[start]

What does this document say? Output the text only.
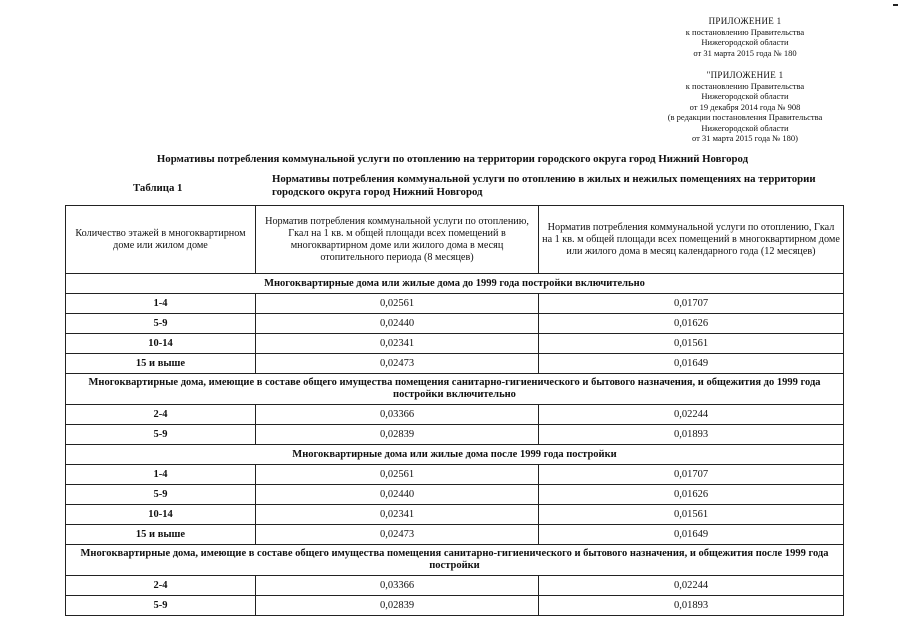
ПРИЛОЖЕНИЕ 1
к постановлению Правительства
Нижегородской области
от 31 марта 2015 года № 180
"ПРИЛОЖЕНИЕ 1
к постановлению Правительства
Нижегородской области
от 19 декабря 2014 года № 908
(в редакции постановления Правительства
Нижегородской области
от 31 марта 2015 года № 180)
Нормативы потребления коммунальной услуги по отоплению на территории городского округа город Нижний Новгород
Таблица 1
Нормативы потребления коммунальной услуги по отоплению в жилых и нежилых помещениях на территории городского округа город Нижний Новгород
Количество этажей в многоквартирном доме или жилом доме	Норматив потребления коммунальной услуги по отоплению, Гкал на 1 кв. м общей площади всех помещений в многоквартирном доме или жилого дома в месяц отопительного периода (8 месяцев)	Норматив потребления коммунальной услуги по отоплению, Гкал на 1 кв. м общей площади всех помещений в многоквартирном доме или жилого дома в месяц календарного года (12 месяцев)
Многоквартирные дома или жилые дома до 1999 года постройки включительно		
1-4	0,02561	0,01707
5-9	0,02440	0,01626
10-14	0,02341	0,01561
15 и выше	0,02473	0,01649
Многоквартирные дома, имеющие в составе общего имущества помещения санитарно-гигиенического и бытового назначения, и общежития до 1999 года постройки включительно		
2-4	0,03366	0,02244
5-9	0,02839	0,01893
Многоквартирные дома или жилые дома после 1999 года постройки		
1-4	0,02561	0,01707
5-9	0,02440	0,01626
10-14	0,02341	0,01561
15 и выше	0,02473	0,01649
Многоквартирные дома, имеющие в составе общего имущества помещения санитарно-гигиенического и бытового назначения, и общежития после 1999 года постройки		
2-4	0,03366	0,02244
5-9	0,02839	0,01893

[end]

Every record must be copied exactly, with images dropped from the result.

Answer:
What does this document say? Output the text only.
ПРИЛОЖЕНИЕ 1
к постановлению Правительства
Нижегородской области
от 31 марта 2015 года № 180
"ПРИЛОЖЕНИЕ 1
к постановлению Правительства
Нижегородской области
от 19 декабря 2014 года № 908
(в редакции постановления Правительства
Нижегородской области
от 31 марта 2015 года № 180)
Нормативы потребления коммунальной услуги по отоплению на территории городского округа город Нижний Новгород
Таблица 1
Нормативы потребления коммунальной услуги по отоплению в жилых и нежилых помещениях на территории городского округа город Нижний Новгород
Количество этажей в многоквартирном доме или жилом доме	Норматив потребления коммунальной услуги по отоплению, Гкал на 1 кв. м общей площади всех помещений в многоквартирном доме или жилого дома в месяц отопительного периода (8 месяцев)	Норматив потребления коммунальной услуги по отоплению, Гкал на 1 кв. м общей площади всех помещений в многоквартирном доме или жилого дома в месяц календарного года (12 месяцев)
Многоквартирные дома или жилые дома до 1999 года постройки включительно		
1-4	0,02561	0,01707
5-9	0,02440	0,01626
10-14	0,02341	0,01561
15 и выше	0,02473	0,01649
Многоквартирные дома, имеющие в составе общего имущества помещения санитарно-гигиенического и бытового назначения, и общежития до 1999 года постройки включительно		
2-4	0,03366	0,02244
5-9	0,02839	0,01893
Многоквартирные дома или жилые дома после 1999 года постройки		
1-4	0,02561	0,01707
5-9	0,02440	0,01626
10-14	0,02341	0,01561
15 и выше	0,02473	0,01649
Многоквартирные дома, имеющие в составе общего имущества помещения санитарно-гигиенического и бытового назначения, и общежития после 1999 года постройки		
2-4	0,03366	0,02244
5-9	0,02839	0,01893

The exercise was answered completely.